• [Problem details]: Write out every entry, unchanged. Skip any picture.

• [Supplied material]:
========================

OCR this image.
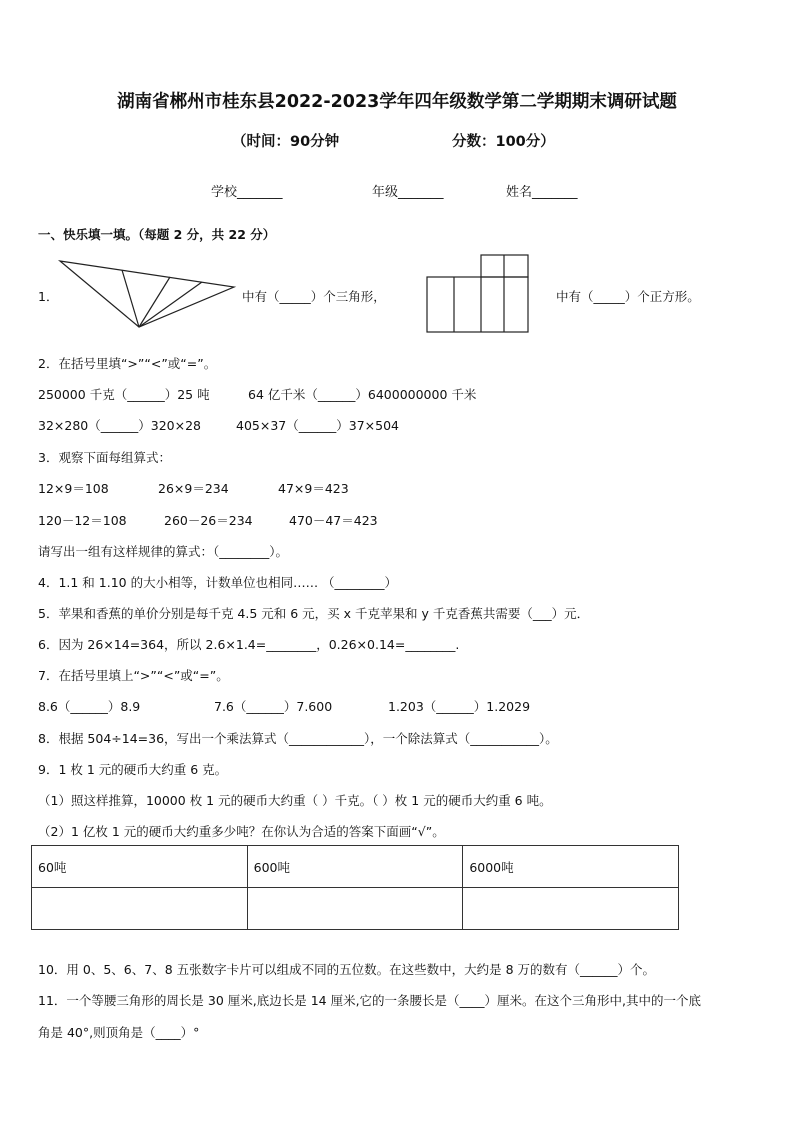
湖南省郴州市桂东县2022-2023学年四年级数学第二学期期末调研试题
（时间：90分钟	分数：100分）
学校_______	年级_______	姓名_______
一、快乐填一填。（每题 2 分，共 22 分）
1．	中有（_____）个三角形，	中有（_____）个正方形。
2．在括号里填“>”“<”或“=”。
250000 千克（______）25 吨	64 亿千米（______）6400000000 千米
32×280（______）320×28	405×37（______）37×504
3．观察下面每组算式：
12×9＝108	26×9＝234	47×9＝423
120－12＝108	260－26＝234	470－47＝423
请写出一组有这样规律的算式：（________）。
4．1.1 和 1.10 的大小相等，计数单位也相同…… （________）
5．苹果和香蕉的单价分别是每千克 4.5 元和 6 元，买 x 千克苹果和 y 千克香蕉共需要（___）元．
6．因为 26×14=364，所以 2.6×1.4=________，0.26×0.14=________.
7．在括号里填上“>”“<”或“=”。
8.6（______）8.9	7.6（______）7.600	1.203（______）1.2029
8．根据 504÷14=36，写出一个乘法算式（____________），一个除法算式（___________）。
9．1 枚 1 元的硬币大约重 6 克。
（1）照这样推算，10000 枚 1 元的硬币大约重（ ）千克。（ ）枚 1 元的硬币大约重 6 吨。
（2）1 亿枚 1 元的硬币大约重多少吨？在你认为合适的答案下面画“√”。
60吨	600吨	6000吨

10．用 0、5、6、7、8 五张数字卡片可以组成不同的五位数。在这些数中，大约是 8 万的数有（______）个。
11．一个等腰三角形的周长是 30 厘米,底边长是 14 厘米,它的一条腰长是（____）厘米。在这个三角形中,其中的一个底
角是 40°,则顶角是（____）°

========================

• [Answer to the exercise]:
OCR this image.
湖南省郴州市桂东县2022-2023学年四年级数学第二学期期末调研试题
（时间：90分钟	分数：100分）
学校_______	年级_______	姓名_______
一、快乐填一填。（每题 2 分，共 22 分）
1．	中有（_____）个三角形，	中有（_____）个正方形。
2．在括号里填“>”“<”或“=”。
250000 千克（______）25 吨	64 亿千米（______）6400000000 千米
32×280（______）320×28	405×37（______）37×504
3．观察下面每组算式：
12×9＝108	26×9＝234	47×9＝423
120－12＝108	260－26＝234	470－47＝423
请写出一组有这样规律的算式：（________）。
4．1.1 和 1.10 的大小相等，计数单位也相同…… （________）
5．苹果和香蕉的单价分别是每千克 4.5 元和 6 元，买 x 千克苹果和 y 千克香蕉共需要（___）元．
6．因为 26×14=364，所以 2.6×1.4=________，0.26×0.14=________.
7．在括号里填上“>”“<”或“=”。
8.6（______）8.9	7.6（______）7.600	1.203（______）1.2029
8．根据 504÷14=36，写出一个乘法算式（____________），一个除法算式（___________）。
9．1 枚 1 元的硬币大约重 6 克。
（1）照这样推算，10000 枚 1 元的硬币大约重（ ）千克。（ ）枚 1 元的硬币大约重 6 吨。
（2）1 亿枚 1 元的硬币大约重多少吨？在你认为合适的答案下面画“√”。
60吨	600吨	6000吨

10．用 0、5、6、7、8 五张数字卡片可以组成不同的五位数。在这些数中，大约是 8 万的数有（______）个。
11．一个等腰三角形的周长是 30 厘米,底边长是 14 厘米,它的一条腰长是（____）厘米。在这个三角形中,其中的一个底
角是 40°,则顶角是（____）°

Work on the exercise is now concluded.